Records provided:
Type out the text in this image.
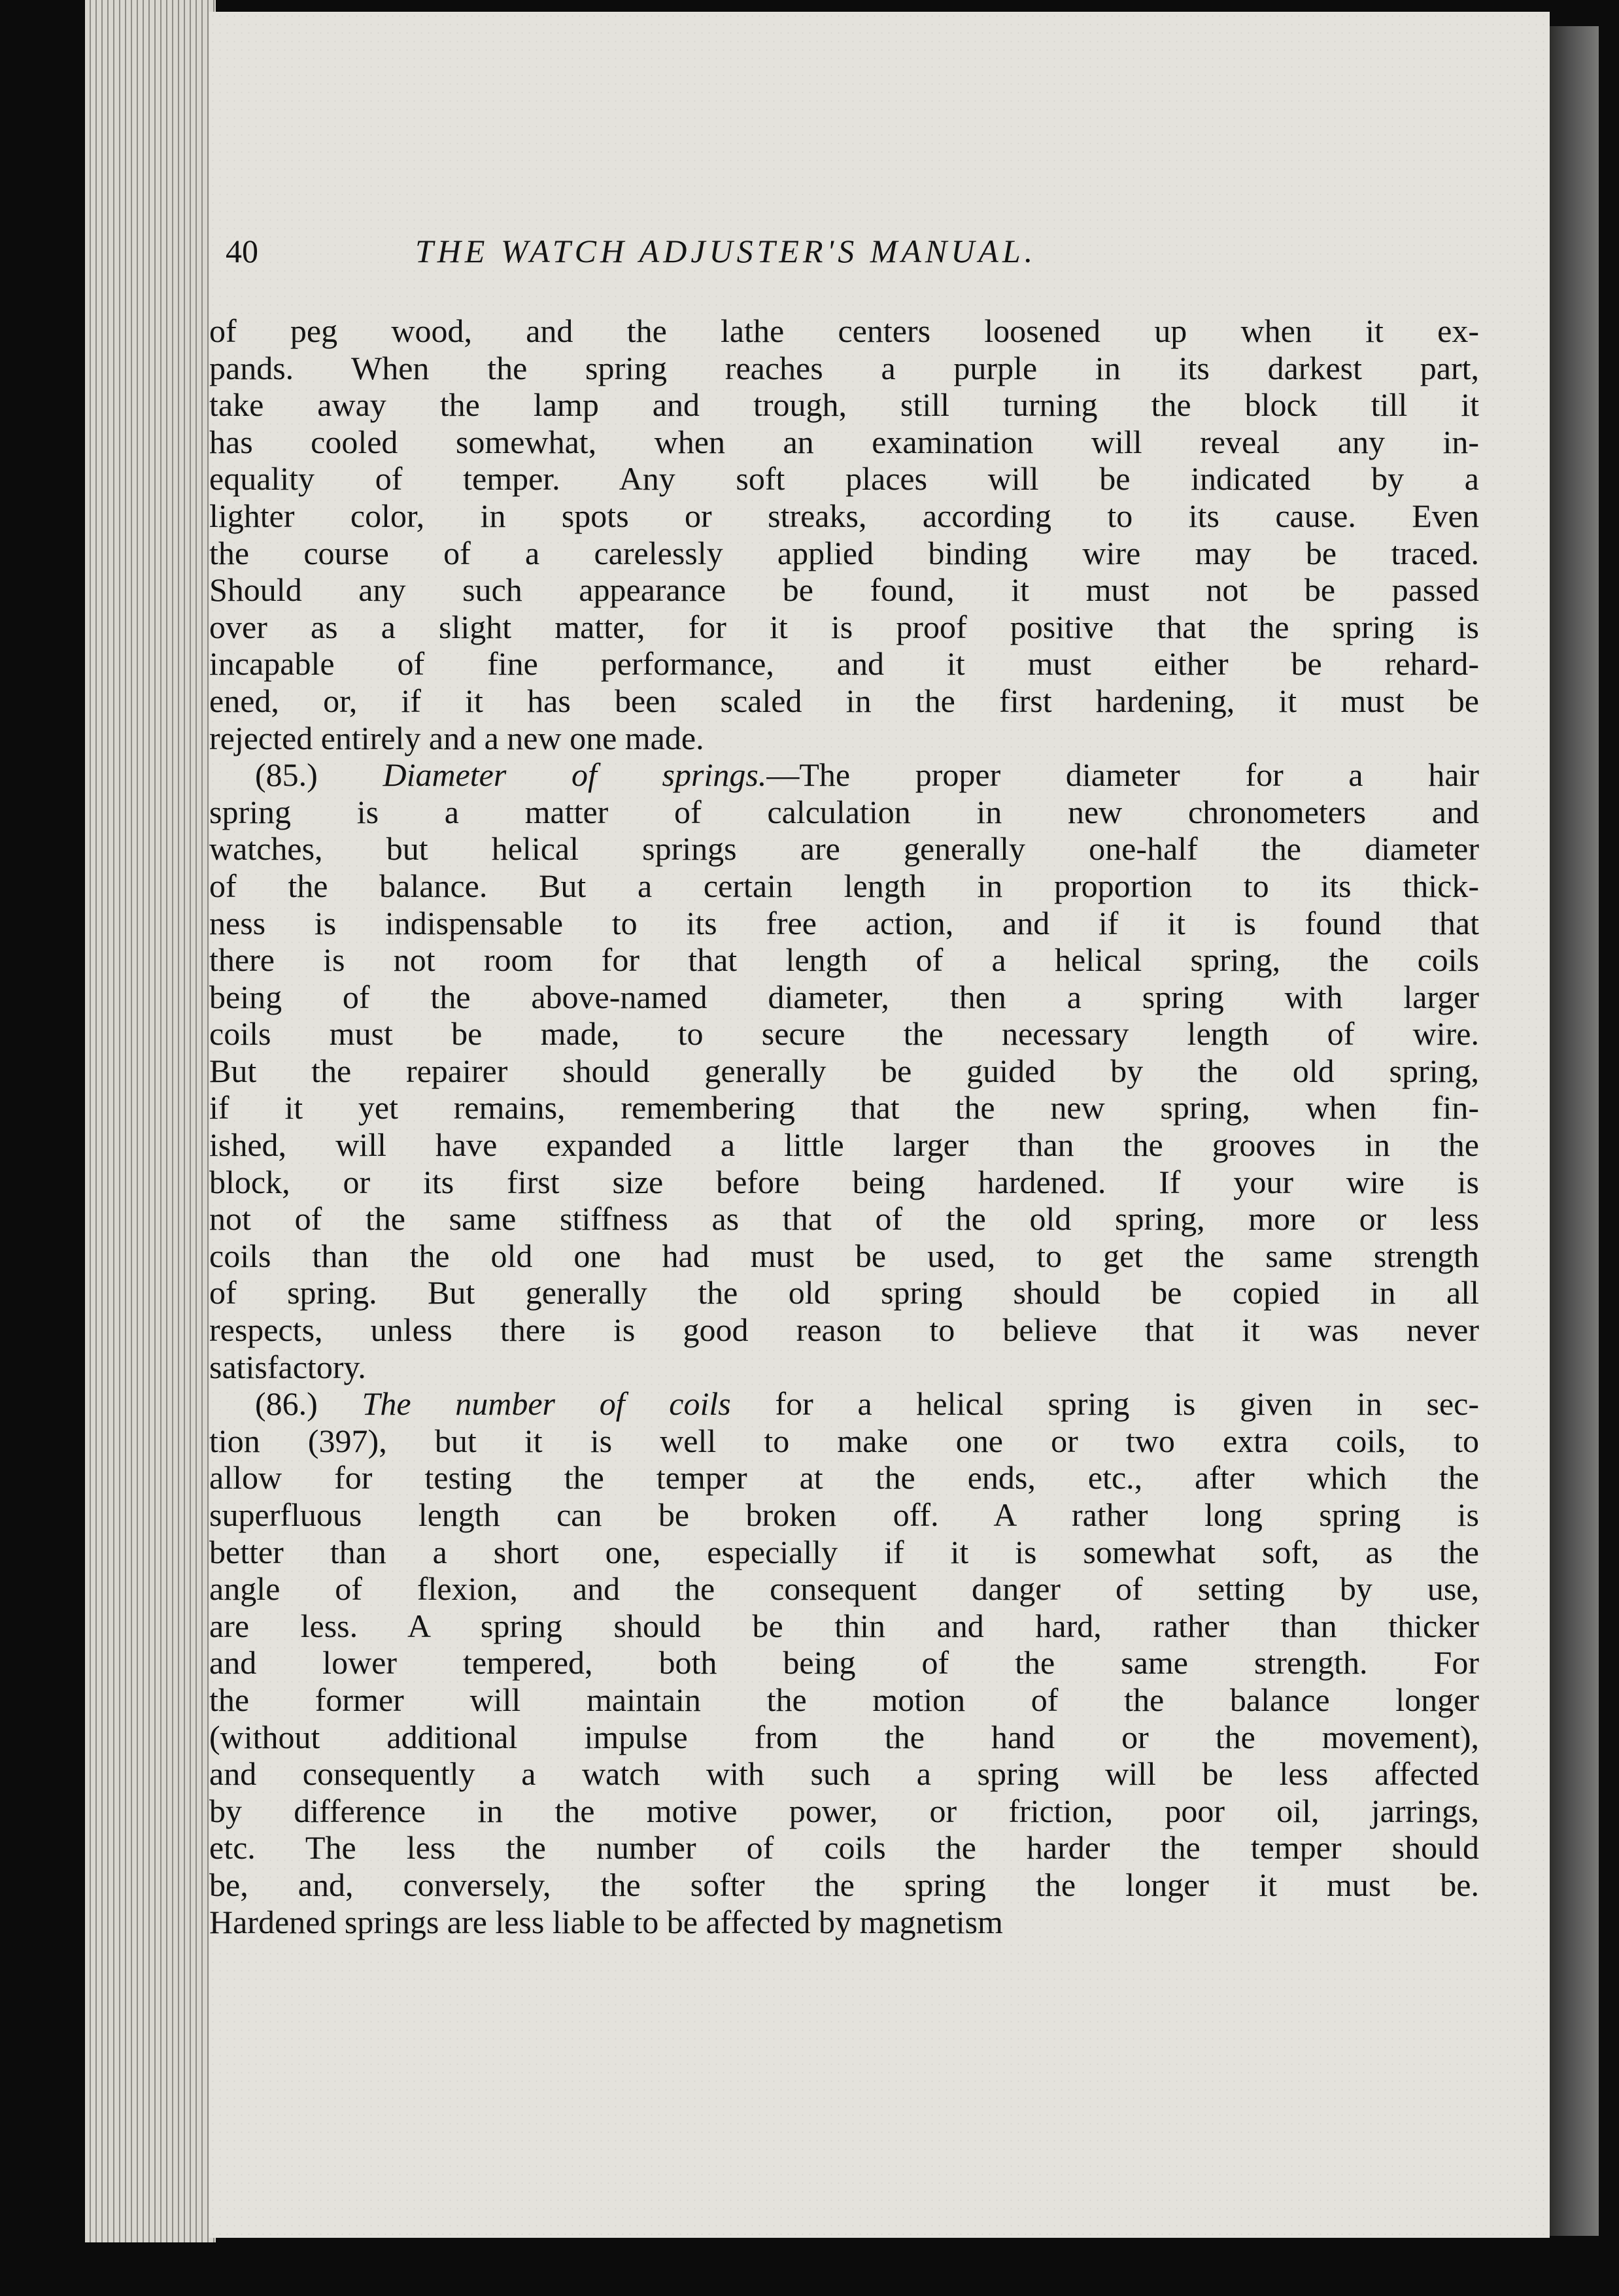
40	THE WATCH ADJUSTER'S MANUAL.
of peg wood, and the lathe centers loosened up when it ex-
pands. When the spring reaches a purple in its darkest part,
take away the lamp and trough, still turning the block till it
has cooled somewhat, when an examination will reveal any in-
equality of temper. Any soft places will be indicated by a
lighter color, in spots or streaks, according to its cause. Even
the course of a carelessly applied binding wire may be traced.
Should any such appearance be found, it must not be passed
over as a slight matter, for it is proof positive that the spring is
incapable of fine performance, and it must either be rehard-
ened, or, if it has been scaled in the first hardening, it must be
rejected entirely and a new one made.
(85.) Diameter of springs.—The proper diameter for a hair
spring is a matter of calculation in new chronometers and
watches, but helical springs are generally one-half the diameter
of the balance. But a certain length in proportion to its thick-
ness is indispensable to its free action, and if it is found that
there is not room for that length of a helical spring, the coils
being of the above-named diameter, then a spring with larger
coils must be made, to secure the necessary length of wire.
But the repairer should generally be guided by the old spring,
if it yet remains, remembering that the new spring, when fin-
ished, will have expanded a little larger than the grooves in the
block, or its first size before being hardened. If your wire is
not of the same stiffness as that of the old spring, more or less
coils than the old one had must be used, to get the same strength
of spring. But generally the old spring should be copied in all
respects, unless there is good reason to believe that it was never
satisfactory.
(86.) The number of coils for a helical spring is given in sec-
tion (397), but it is well to make one or two extra coils, to
allow for testing the temper at the ends, etc., after which the
superfluous length can be broken off. A rather long spring is
better than a short one, especially if it is somewhat soft, as the
angle of flexion, and the consequent danger of setting by use,
are less. A spring should be thin and hard, rather than thicker
and lower tempered, both being of the same strength. For
the former will maintain the motion of the balance longer
(without additional impulse from the hand or the movement),
and consequently a watch with such a spring will be less affected
by difference in the motive power, or friction, poor oil, jarrings,
etc. The less the number of coils the harder the temper should
be, and, conversely, the softer the spring the longer it must be.
Hardened springs are less liable to be affected by magnetism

Written exercise: Transcribe the listing in full. Omit the pictures and keep every line exact.

Output:
Type out the text in this image.
40	THE WATCH ADJUSTER'S MANUAL.
of peg wood, and the lathe centers loosened up when it ex-
pands. When the spring reaches a purple in its darkest part,
take away the lamp and trough, still turning the block till it
has cooled somewhat, when an examination will reveal any in-
equality of temper. Any soft places will be indicated by a
lighter color, in spots or streaks, according to its cause. Even
the course of a carelessly applied binding wire may be traced.
Should any such appearance be found, it must not be passed
over as a slight matter, for it is proof positive that the spring is
incapable of fine performance, and it must either be rehard-
ened, or, if it has been scaled in the first hardening, it must be
rejected entirely and a new one made.
(85.) Diameter of springs.—The proper diameter for a hair
spring is a matter of calculation in new chronometers and
watches, but helical springs are generally one-half the diameter
of the balance. But a certain length in proportion to its thick-
ness is indispensable to its free action, and if it is found that
there is not room for that length of a helical spring, the coils
being of the above-named diameter, then a spring with larger
coils must be made, to secure the necessary length of wire.
But the repairer should generally be guided by the old spring,
if it yet remains, remembering that the new spring, when fin-
ished, will have expanded a little larger than the grooves in the
block, or its first size before being hardened. If your wire is
not of the same stiffness as that of the old spring, more or less
coils than the old one had must be used, to get the same strength
of spring. But generally the old spring should be copied in all
respects, unless there is good reason to believe that it was never
satisfactory.
(86.) The number of coils for a helical spring is given in sec-
tion (397), but it is well to make one or two extra coils, to
allow for testing the temper at the ends, etc., after which the
superfluous length can be broken off. A rather long spring is
better than a short one, especially if it is somewhat soft, as the
angle of flexion, and the consequent danger of setting by use,
are less. A spring should be thin and hard, rather than thicker
and lower tempered, both being of the same strength. For
the former will maintain the motion of the balance longer
(without additional impulse from the hand or the movement),
and consequently a watch with such a spring will be less affected
by difference in the motive power, or friction, poor oil, jarrings,
etc. The less the number of coils the harder the temper should
be, and, conversely, the softer the spring the longer it must be.
Hardened springs are less liable to be affected by magnetism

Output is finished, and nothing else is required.